Pick out all lines with the word "data" from the records that follow.
------------------------------------------------------------------------
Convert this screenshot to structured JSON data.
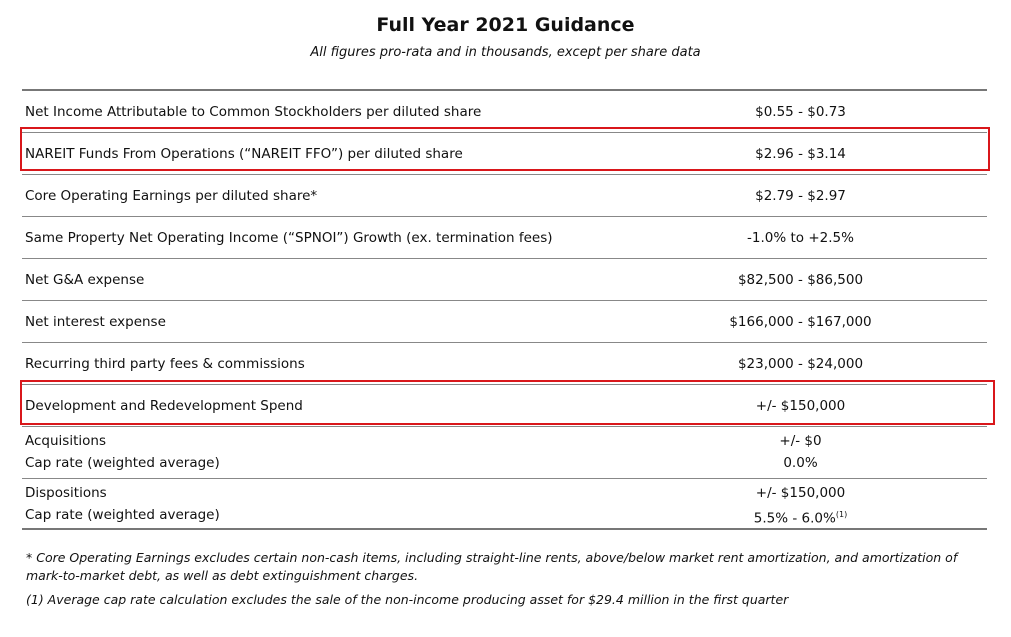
{
  "header": {
    "title": "Full Year 2021 Guidance",
    "subtitle": "All figures pro-rata and in thousands, except per share data"
  },
  "table": {
    "rows": [
      {
        "lines": [
          [
            "Net Income Attributable to Common Stockholders per diluted share",
            "$0.55 - $0.73"
          ]
        ]
      },
      {
        "lines": [
          [
            "NAREIT Funds From Operations (“NAREIT FFO”) per diluted share",
            "$2.96 - $3.14"
          ]
        ]
      },
      {
        "lines": [
          [
            "Core Operating Earnings per diluted share*",
            "$2.79 - $2.97"
          ]
        ]
      },
      {
        "lines": [
          [
            "Same Property Net Operating Income (“SPNOI”) Growth (ex. termination fees)",
            "-1.0% to +2.5%"
          ]
        ]
      },
      {
        "lines": [
          [
            "Net G&A expense",
            "$82,500 - $86,500"
          ]
        ]
      },
      {
        "lines": [
          [
            "Net interest expense",
            "$166,000 - $167,000"
          ]
        ]
      },
      {
        "lines": [
          [
            "Recurring third party fees & commissions",
            "$23,000 - $24,000"
          ]
        ]
      },
      {
        "lines": [
          [
            "Development and Redevelopment Spend",
            "+/- $150,000"
          ]
        ]
      },
      {
        "lines": [
          [
            "Acquisitions",
            "+/- $0"
          ],
          [
            "Cap rate (weighted average)",
            "0.0%"
          ]
        ]
      },
      {
        "lines": [
          [
            "Dispositions",
            "+/- $150,000"
          ],
          [
            "Cap rate (weighted average)",
            "5.5% - 6.0%"
          ]
        ],
        "note": "(1)"
      }
    ]
  },
  "footnotes": [
    "* Core Operating Earnings excludes certain non-cash items, including straight-line rents, above/below market rent amortization, and amortization of mark-to-market debt, as well as debt extinguishment charges.",
    "(1) Average cap rate calculation excludes the sale of the non-income producing asset for $29.4 million in the first quarter"
  ]
}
------------------------------------------------------------------------
§ COMPLETE ANSWER
Convert this screenshot to structured JSON data.
    "subtitle": "All figures pro-rata and in thousands, except per share data"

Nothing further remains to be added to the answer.